Raw records
..............................
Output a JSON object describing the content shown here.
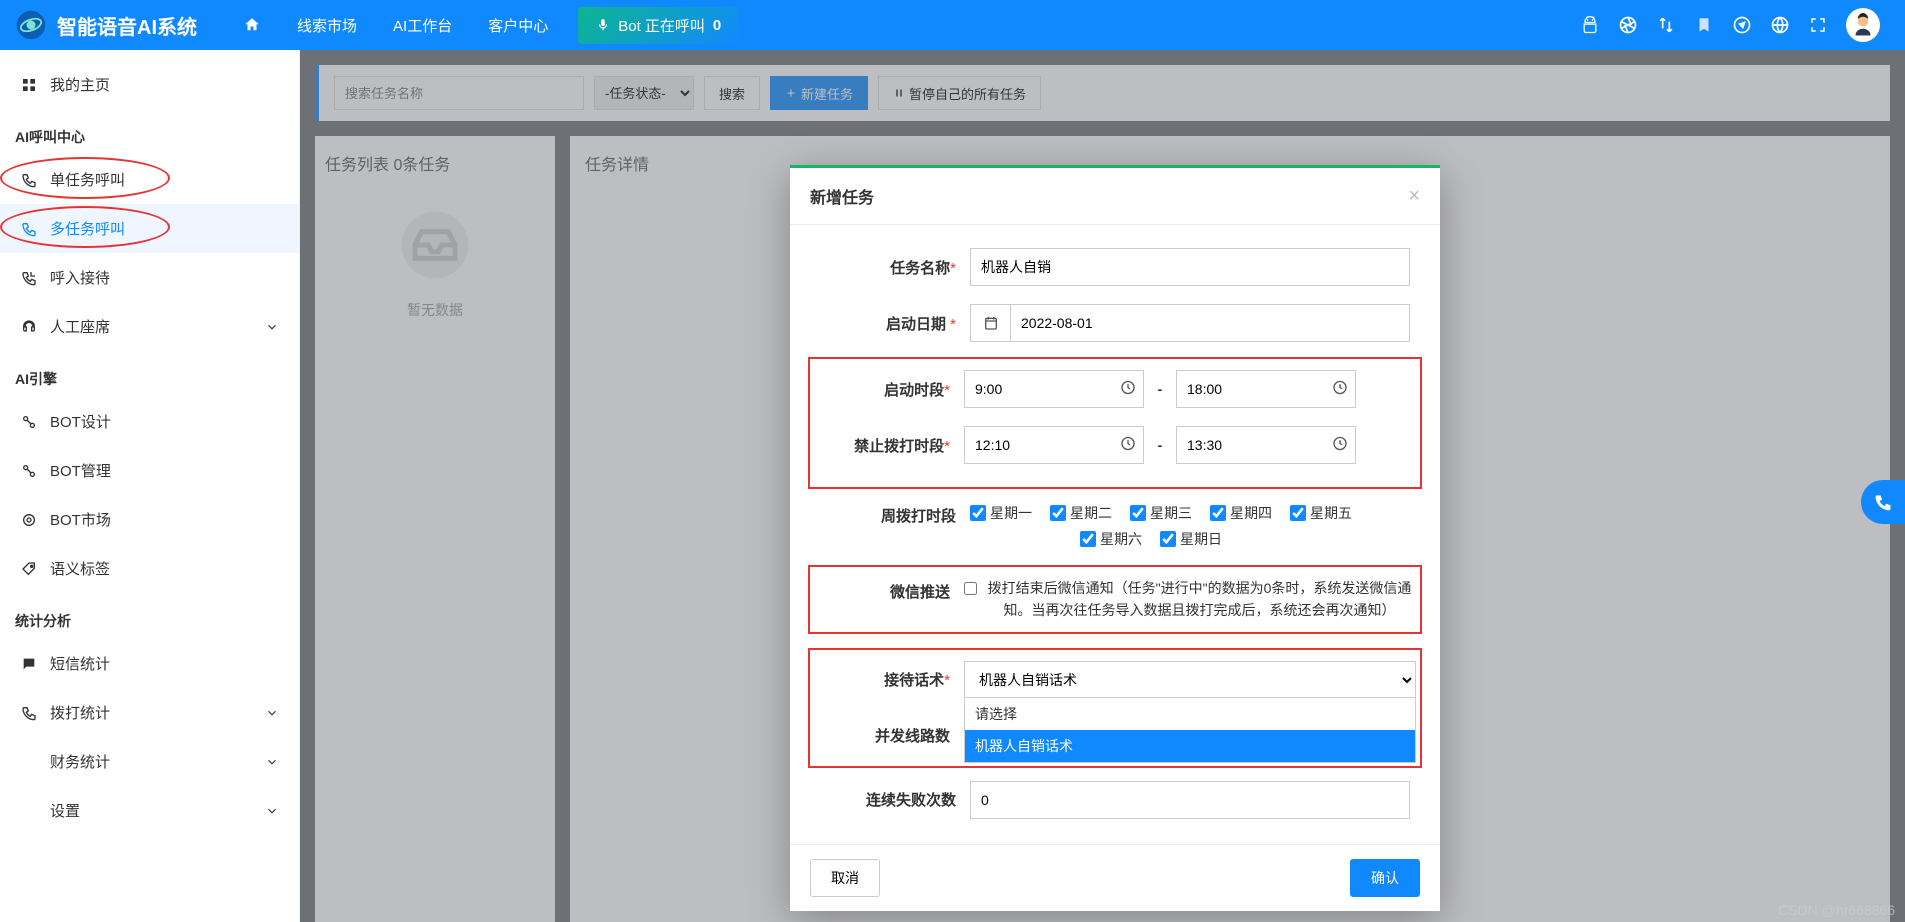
{
  "header": {
    "brand": "智能语音AI系统",
    "nav": {
      "home_icon": "home",
      "leads_market": "线索市场",
      "ai_workbench": "AI工作台",
      "customer_center": "客户中心"
    },
    "bot_calling": {
      "mic_icon": "mic",
      "label": "Bot 正在呼叫",
      "count": "0"
    }
  },
  "sidebar": {
    "my_home": "我的主页",
    "section_ai_call": "AI呼叫中心",
    "single_task_call": "单任务呼叫",
    "multi_task_call": "多任务呼叫",
    "inbound": "呼入接待",
    "manual_seat": "人工座席",
    "section_ai_engine": "AI引擎",
    "bot_design": "BOT设计",
    "bot_manage": "BOT管理",
    "bot_market": "BOT市场",
    "semantic_tag": "语义标签",
    "section_stats": "统计分析",
    "sms_stats": "短信统计",
    "dial_stats": "拨打统计",
    "finance_stats": "财务统计",
    "settings": "设置"
  },
  "toolbar": {
    "search_placeholder": "搜索任务名称",
    "status_placeholder": "-任务状态-",
    "search_btn": "搜索",
    "new_task_btn": "新建任务",
    "pause_all_btn": "暂停自己的所有任务"
  },
  "panels": {
    "task_list_title": "任务列表 0条任务",
    "task_detail_title": "任务详情",
    "empty_text": "暂无数据"
  },
  "modal": {
    "title": "新增任务",
    "labels": {
      "task_name": "任务名称",
      "start_date": "启动日期",
      "start_time": "启动时段",
      "forbid_time": "禁止拨打时段",
      "week_days": "周拨打时段",
      "wechat_push": "微信推送",
      "script": "接待话术",
      "lines": "并发线路数",
      "fail_count": "连续失败次数"
    },
    "values": {
      "task_name": "机器人自销",
      "start_date": "2022-08-01",
      "start_time_from": "9:00",
      "start_time_to": "18:00",
      "forbid_time_from": "12:10",
      "forbid_time_to": "13:30",
      "fail_count": "0"
    },
    "days": {
      "mon": "星期一",
      "tue": "星期二",
      "wed": "星期三",
      "thu": "星期四",
      "fri": "星期五",
      "sat": "星期六",
      "sun": "星期日"
    },
    "wechat_desc": "拨打结束后微信通知（任务\"进行中\"的数据为0条时，系统发送微信通知。当再次往任务导入数据且拨打完成后，系统还会再次通知）",
    "script_select": {
      "selected": "机器人自销话术",
      "opt_placeholder": "请选择",
      "opt1": "机器人自销话术"
    },
    "footer": {
      "cancel": "取消",
      "confirm": "确认"
    }
  },
  "watermark": "CSDN @hr668866"
}
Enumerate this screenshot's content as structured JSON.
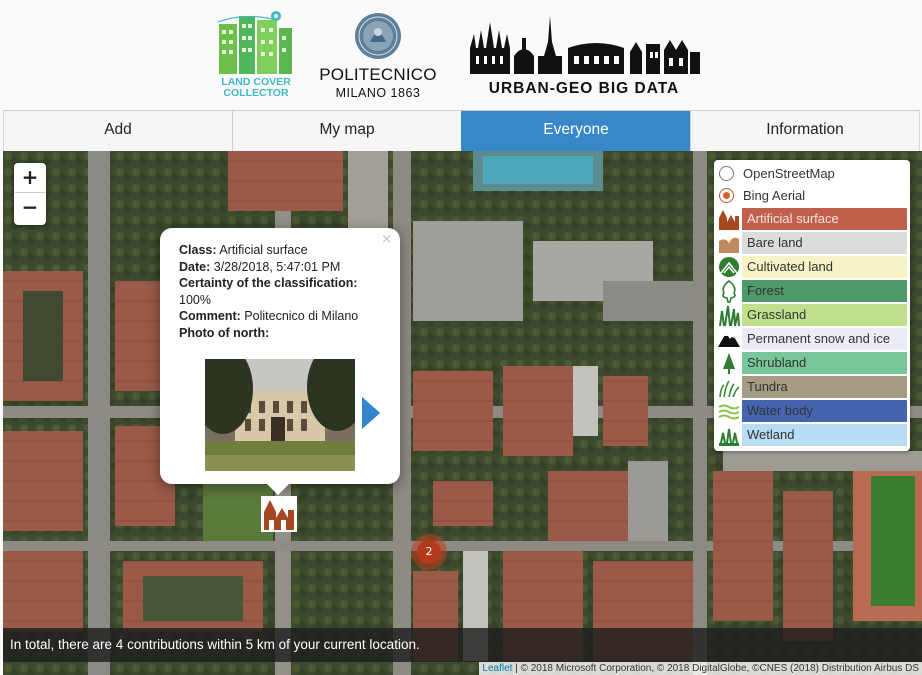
{
  "header": {
    "lcc_logo_text_line1": "LAND COVER",
    "lcc_logo_text_line2": "COLLECTOR",
    "polimi_name": "POLITECNICO",
    "polimi_sub": "MILANO 1863",
    "ugbd_text": "URBAN-GEO BIG DATA"
  },
  "tabs": [
    {
      "label": "Add"
    },
    {
      "label": "My map"
    },
    {
      "label": "Everyone",
      "active": true
    },
    {
      "label": "Information"
    }
  ],
  "zoom": {
    "in": "+",
    "out": "−"
  },
  "popup": {
    "close": "×",
    "class_label": "Class:",
    "class_value": "Artificial surface",
    "date_label": "Date:",
    "date_value": "3/28/2018, 5:47:01 PM",
    "certainty_label": "Certainty of the classification:",
    "certainty_value": "100%",
    "comment_label": "Comment:",
    "comment_value": "Politecnico di Milano",
    "photo_label": "Photo of north:",
    "next_icon": "chevron-right-icon"
  },
  "cluster": {
    "count": "2"
  },
  "layers": {
    "base": [
      {
        "label": "OpenStreetMap",
        "checked": false
      },
      {
        "label": "Bing Aerial",
        "checked": true
      }
    ],
    "classes": [
      {
        "label": "Artificial surface",
        "color": "#c0604c",
        "text_color": "#f4e4df",
        "icon": "artificial-surface-icon"
      },
      {
        "label": "Bare land",
        "color": "#dcdcdc",
        "text_color": "#333333",
        "icon": "bare-land-icon"
      },
      {
        "label": "Cultivated land",
        "color": "#f6f4c6",
        "text_color": "#333333",
        "icon": "cultivated-land-icon"
      },
      {
        "label": "Forest",
        "color": "#4e9a68",
        "text_color": "#333333",
        "icon": "forest-icon"
      },
      {
        "label": "Grassland",
        "color": "#bfe08c",
        "text_color": "#333333",
        "icon": "grassland-icon"
      },
      {
        "label": "Permanent snow and ice",
        "color": "#ececf6",
        "text_color": "#333333",
        "icon": "snow-ice-icon"
      },
      {
        "label": "Shrubland",
        "color": "#77c79b",
        "text_color": "#333333",
        "icon": "shrubland-icon"
      },
      {
        "label": "Tundra",
        "color": "#a59d83",
        "text_color": "#333333",
        "icon": "tundra-icon"
      },
      {
        "label": "Water body",
        "color": "#4465ae",
        "text_color": "#333333",
        "icon": "water-body-icon"
      },
      {
        "label": "Wetland",
        "color": "#b7dcf3",
        "text_color": "#333333",
        "icon": "wetland-icon"
      }
    ]
  },
  "infobar": {
    "text": "In total, there are 4 contributions within 5 km of your current location."
  },
  "attribution": {
    "leaflet": "Leaflet",
    "text": " | © 2018 Microsoft Corporation, © 2018 DigitalGlobe, ©CNES (2018) Distribution Airbus DS"
  }
}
..............................
Check each line above for the string "surface", then copy the ones that have it.

    "class_value": "Artificial surface",
        "label": "Artificial surface",
        "icon": "artificial-surface-icon"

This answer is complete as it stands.